Given problem | Look through the listing for the word "marker". Copy each line that has it.

Entries provided |
□ □ □
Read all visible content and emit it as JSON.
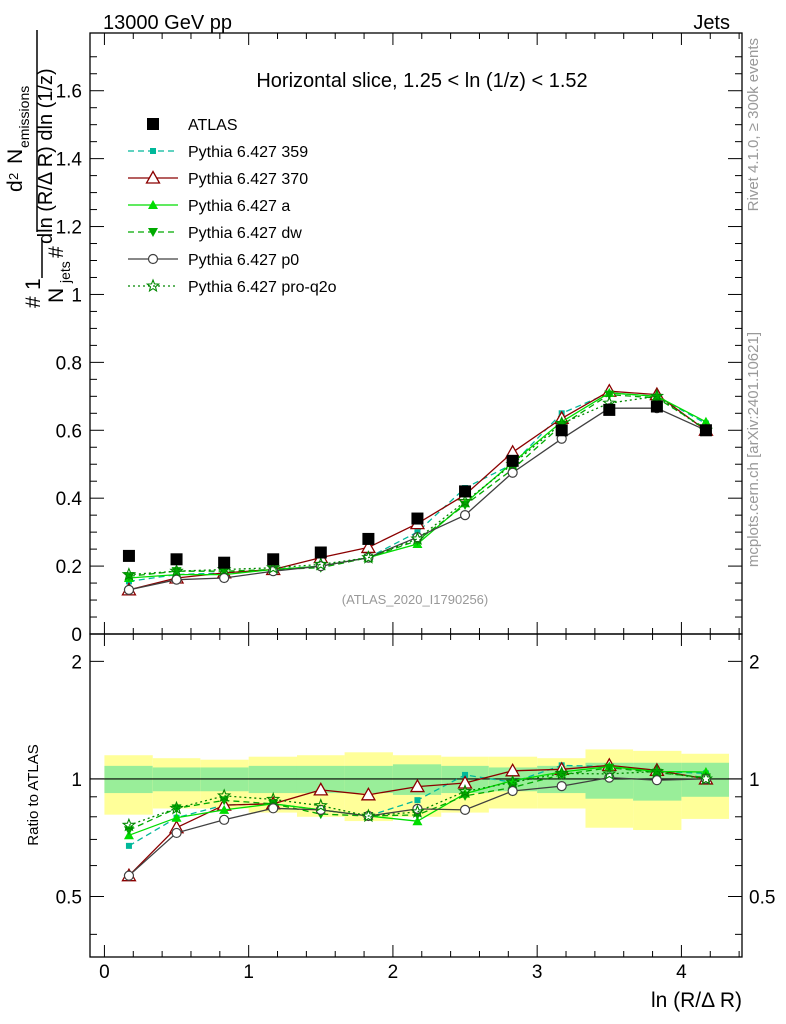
{
  "header": {
    "left": "13000 GeV pp",
    "right": "Jets"
  },
  "side_labels": {
    "rivet": "Rivet 4.1.0, ≥ 300k events",
    "mcplots": "mcplots.cern.ch [arXiv:2401.10621]"
  },
  "watermark": "(ATLAS_2020_I1790256)",
  "colors": {
    "atlas": "#000000",
    "p359": "#00b89a",
    "p370": "#8b0000",
    "pa": "#00dd00",
    "pdw": "#00aa00",
    "pp0": "#404040",
    "pq2o": "#008800",
    "band_yellow": "#ffff99",
    "band_green": "#99ee99"
  },
  "chart_data": {
    "type": "line",
    "title": "Horizontal slice, 1.25 < ln (1/z) < 1.52",
    "xlabel": "ln (R/Δ R)",
    "ylabel": {
      "frac_num": "1",
      "frac_den": "N",
      "frac_den_sub": "jets",
      "num_sup": "2",
      "num_d": "d",
      "num_N": "N",
      "num_sub": "emissions",
      "den_text": "dln (R/Δ R) dln (1/z)"
    },
    "ratio_ylabel": "Ratio to ATLAS",
    "xlim": [
      -0.1,
      4.42
    ],
    "ylim_main": [
      0,
      1.77
    ],
    "ylim_ratio": [
      0.35,
      2.35
    ],
    "xticks": [
      "0",
      "1",
      "2",
      "3",
      "4"
    ],
    "xtick_values": [
      0,
      1,
      2,
      3,
      4
    ],
    "yticks_main": [
      "0",
      "0.2",
      "0.4",
      "0.6",
      "0.8",
      "1",
      "1.2",
      "1.4",
      "1.6"
    ],
    "ytick_values_main": [
      0,
      0.2,
      0.4,
      0.6,
      0.8,
      1.0,
      1.2,
      1.4,
      1.6
    ],
    "yticks_ratio": [
      "0.5",
      "1",
      "2"
    ],
    "ytick_values_ratio": [
      0.5,
      1,
      2
    ],
    "x": [
      0.17,
      0.5,
      0.83,
      1.17,
      1.5,
      1.83,
      2.17,
      2.5,
      2.83,
      3.17,
      3.5,
      3.83,
      4.17
    ],
    "bin_edges": [
      0,
      0.335,
      0.665,
      1.0,
      1.335,
      1.665,
      2.0,
      2.335,
      2.665,
      3.0,
      3.335,
      3.665,
      4.0,
      4.33
    ],
    "atlas": {
      "name": "ATLAS",
      "values": [
        0.23,
        0.22,
        0.21,
        0.22,
        0.24,
        0.28,
        0.34,
        0.42,
        0.51,
        0.6,
        0.66,
        0.67,
        0.6
      ]
    },
    "band_green": {
      "lo": [
        0.92,
        0.93,
        0.93,
        0.92,
        0.92,
        0.92,
        0.91,
        0.92,
        0.93,
        0.92,
        0.89,
        0.88,
        0.9
      ],
      "hi": [
        1.08,
        1.07,
        1.07,
        1.08,
        1.08,
        1.08,
        1.09,
        1.08,
        1.07,
        1.08,
        1.1,
        1.1,
        1.1
      ]
    },
    "band_yellow": {
      "lo": [
        0.81,
        0.84,
        0.84,
        0.82,
        0.8,
        0.78,
        0.8,
        0.82,
        0.84,
        0.84,
        0.75,
        0.74,
        0.79
      ],
      "hi": [
        1.15,
        1.13,
        1.12,
        1.14,
        1.15,
        1.17,
        1.15,
        1.14,
        1.14,
        1.13,
        1.19,
        1.18,
        1.16
      ]
    },
    "series": [
      {
        "name": "Pythia 6.427 359",
        "color_key": "p359",
        "dash": "6,4",
        "marker": "smallsquare",
        "values": [
          0.155,
          0.175,
          0.18,
          0.19,
          0.2,
          0.225,
          0.3,
          0.43,
          0.5,
          0.65,
          0.71,
          0.7,
          0.62
        ]
      },
      {
        "name": "Pythia 6.427 370",
        "color_key": "p370",
        "dash": "",
        "marker": "opentriangle",
        "values": [
          0.13,
          0.165,
          0.18,
          0.19,
          0.225,
          0.255,
          0.325,
          0.41,
          0.535,
          0.635,
          0.715,
          0.705,
          0.6
        ]
      },
      {
        "name": "Pythia 6.427 a",
        "color_key": "pa",
        "dash": "",
        "marker": "triangle",
        "values": [
          0.165,
          0.175,
          0.175,
          0.19,
          0.2,
          0.225,
          0.265,
          0.385,
          0.505,
          0.625,
          0.71,
          0.7,
          0.625
        ]
      },
      {
        "name": "Pythia 6.427 dw",
        "color_key": "pdw",
        "dash": "6,4",
        "marker": "invtriangle",
        "values": [
          0.17,
          0.185,
          0.185,
          0.19,
          0.195,
          0.225,
          0.275,
          0.38,
          0.485,
          0.615,
          0.705,
          0.695,
          0.605
        ]
      },
      {
        "name": "Pythia 6.427 p0",
        "color_key": "pp0",
        "dash": "",
        "marker": "opencircle",
        "values": [
          0.13,
          0.16,
          0.165,
          0.185,
          0.2,
          0.225,
          0.285,
          0.35,
          0.475,
          0.575,
          0.665,
          0.665,
          0.6
        ]
      },
      {
        "name": "Pythia 6.427 pro-q2o",
        "color_key": "pq2o",
        "dash": "2,3",
        "marker": "star",
        "values": [
          0.175,
          0.185,
          0.19,
          0.195,
          0.205,
          0.225,
          0.28,
          0.39,
          0.5,
          0.62,
          0.68,
          0.7,
          0.6
        ]
      }
    ]
  }
}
□ □ □
Written response |
        "marker": "smallsquare",
        "marker": "opentriangle",
        "marker": "triangle",
        "marker": "invtriangle",
        "marker": "opencircle",
        "marker": "star",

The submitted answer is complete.